— begin —
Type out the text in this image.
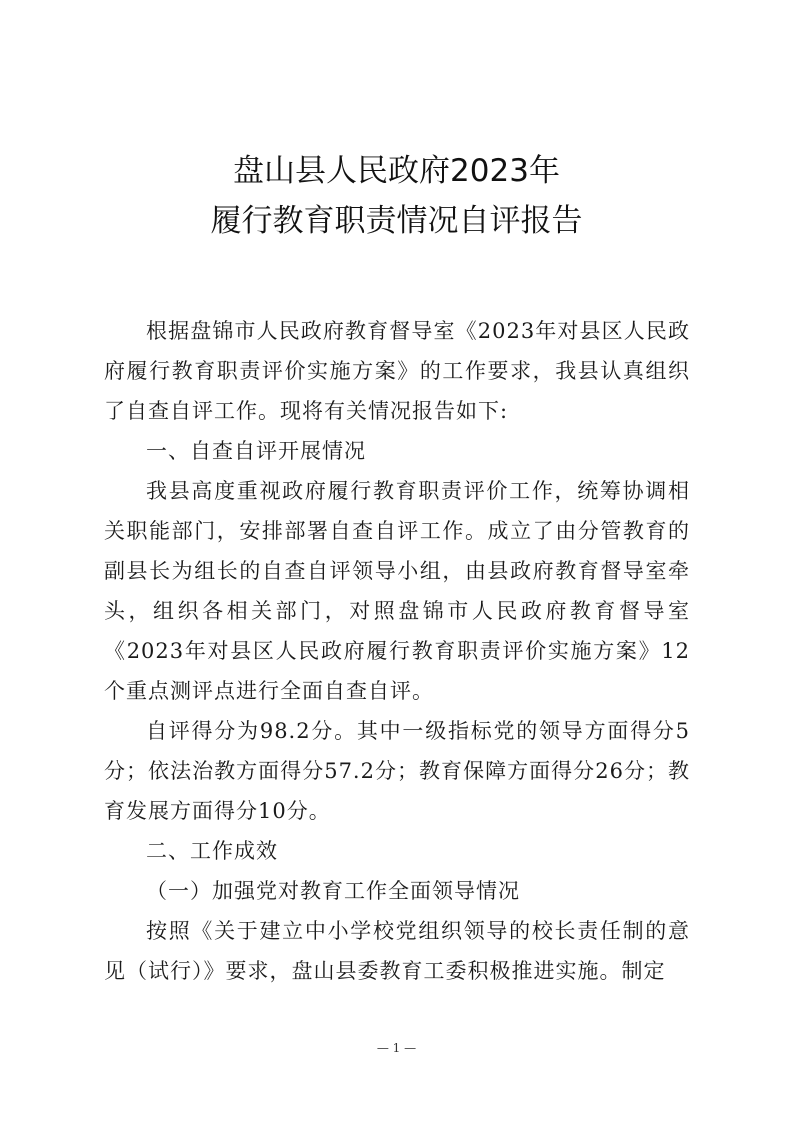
盘山县人民政府2023年
履行教育职责情况自评报告

根据盘锦市人民政府教育督导室《2023年对县区人民政府履行教育职责评价实施方案》的工作要求，我县认真组织了自查自评工作。现将有关情况报告如下:

一、自查自评开展情况

我县高度重视政府履行教育职责评价工作，统筹协调相关职能部门，安排部署自查自评工作。成立了由分管教育的副县长为组长的自查自评领导小组，由县政府教育督导室牵头，组织各相关部门，对照盘锦市人民政府教育督导室《2023年对县区人民政府履行教育职责评价实施方案》12个重点测评点进行全面自查自评。

自评得分为98.2分。其中一级指标党的领导方面得分5分；依法治教方面得分57.2分；教育保障方面得分26分；教育发展方面得分10分。

二、工作成效

（一）加强党对教育工作全面领导情况

按照《关于建立中小学校党组织领导的校长责任制的意见（试行）》要求，盘山县委教育工委积极推进实施。制定

— 1 —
— end —
• _Given problem_: Transcribe every record above exactly as written, leaving out any pictures.

• _Reply to the exercise_:
Type out the text in this image.
盘山县人民政府2023年
履行教育职责情况自评报告

根据盘锦市人民政府教育督导室《2023年对县区人民政府履行教育职责评价实施方案》的工作要求，我县认真组织了自查自评工作。现将有关情况报告如下:

一、自查自评开展情况

我县高度重视政府履行教育职责评价工作，统筹协调相关职能部门，安排部署自查自评工作。成立了由分管教育的副县长为组长的自查自评领导小组，由县政府教育督导室牵头，组织各相关部门，对照盘锦市人民政府教育督导室《2023年对县区人民政府履行教育职责评价实施方案》12个重点测评点进行全面自查自评。

自评得分为98.2分。其中一级指标党的领导方面得分5分；依法治教方面得分57.2分；教育保障方面得分26分；教育发展方面得分10分。

二、工作成效

（一）加强党对教育工作全面领导情况

按照《关于建立中小学校党组织领导的校长责任制的意见（试行）》要求，盘山县委教育工委积极推进实施。制定

— 1 —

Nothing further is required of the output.